• WRITTEN INSTRUCTION: In the entries below, count the lines holding "trace". Reply with the number only.

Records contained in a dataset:
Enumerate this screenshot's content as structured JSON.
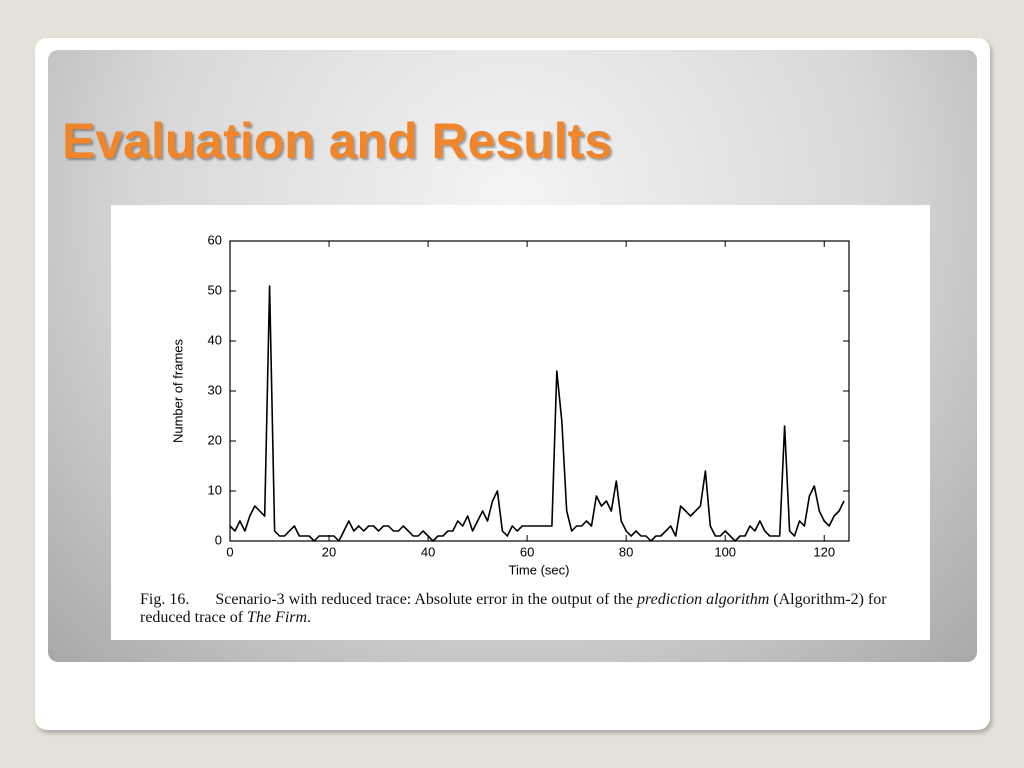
{
  "slide_title": "Evaluation and Results",
  "chart_data": {
    "type": "line",
    "xlabel": "Time (sec)",
    "ylabel": "Number of frames",
    "x": [
      0,
      1,
      2,
      3,
      4,
      5,
      6,
      7,
      8,
      9,
      10,
      11,
      12,
      13,
      14,
      15,
      16,
      17,
      18,
      19,
      20,
      21,
      22,
      23,
      24,
      25,
      26,
      27,
      28,
      29,
      30,
      31,
      32,
      33,
      34,
      35,
      36,
      37,
      38,
      39,
      40,
      41,
      42,
      43,
      44,
      45,
      46,
      47,
      48,
      49,
      50,
      51,
      52,
      53,
      54,
      55,
      56,
      57,
      58,
      59,
      60,
      61,
      62,
      63,
      64,
      65,
      66,
      67,
      68,
      69,
      70,
      71,
      72,
      73,
      74,
      75,
      76,
      77,
      78,
      79,
      80,
      81,
      82,
      83,
      84,
      85,
      86,
      87,
      88,
      89,
      90,
      91,
      92,
      93,
      94,
      95,
      96,
      97,
      98,
      99,
      100,
      101,
      102,
      103,
      104,
      105,
      106,
      107,
      108,
      109,
      110,
      111,
      112,
      113,
      114,
      115,
      116,
      117,
      118,
      119,
      120,
      121,
      122,
      123,
      124
    ],
    "series": [
      {
        "color": "#000000",
        "values": [
          3,
          2,
          4,
          2,
          5,
          7,
          6,
          5,
          51,
          2,
          1,
          1,
          2,
          3,
          1,
          1,
          1,
          0,
          1,
          1,
          1,
          1,
          0,
          2,
          4,
          2,
          3,
          2,
          3,
          3,
          2,
          3,
          3,
          2,
          2,
          3,
          2,
          1,
          1,
          2,
          1,
          0,
          1,
          1,
          2,
          2,
          4,
          3,
          5,
          2,
          4,
          6,
          4,
          8,
          10,
          2,
          1,
          3,
          2,
          3,
          3,
          3,
          3,
          3,
          3,
          3,
          34,
          24,
          6,
          2,
          3,
          3,
          4,
          3,
          9,
          7,
          8,
          6,
          12,
          4,
          2,
          1,
          2,
          1,
          1,
          0,
          1,
          1,
          2,
          3,
          1,
          7,
          6,
          5,
          6,
          7,
          14,
          3,
          1,
          1,
          2,
          1,
          0,
          1,
          1,
          3,
          2,
          4,
          2,
          1,
          1,
          1,
          23,
          2,
          1,
          4,
          3,
          9,
          11,
          6,
          4,
          3,
          5,
          6,
          8
        ]
      }
    ],
    "xlim": [
      0,
      125
    ],
    "ylim": [
      0,
      60
    ],
    "xticks": [
      0,
      20,
      40,
      60,
      80,
      100,
      120
    ],
    "yticks": [
      0,
      10,
      20,
      30,
      40,
      50,
      60
    ]
  },
  "caption": {
    "label": "Fig. 16.",
    "text1": "Scenario-3 with reduced trace: Absolute error in the output of the",
    "italic1": "prediction algorithm",
    "text2": "(Algorithm-2) for reduced trace of",
    "italic2": "The Firm",
    "end": "."
  }
}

• TASK RESPONSE: 2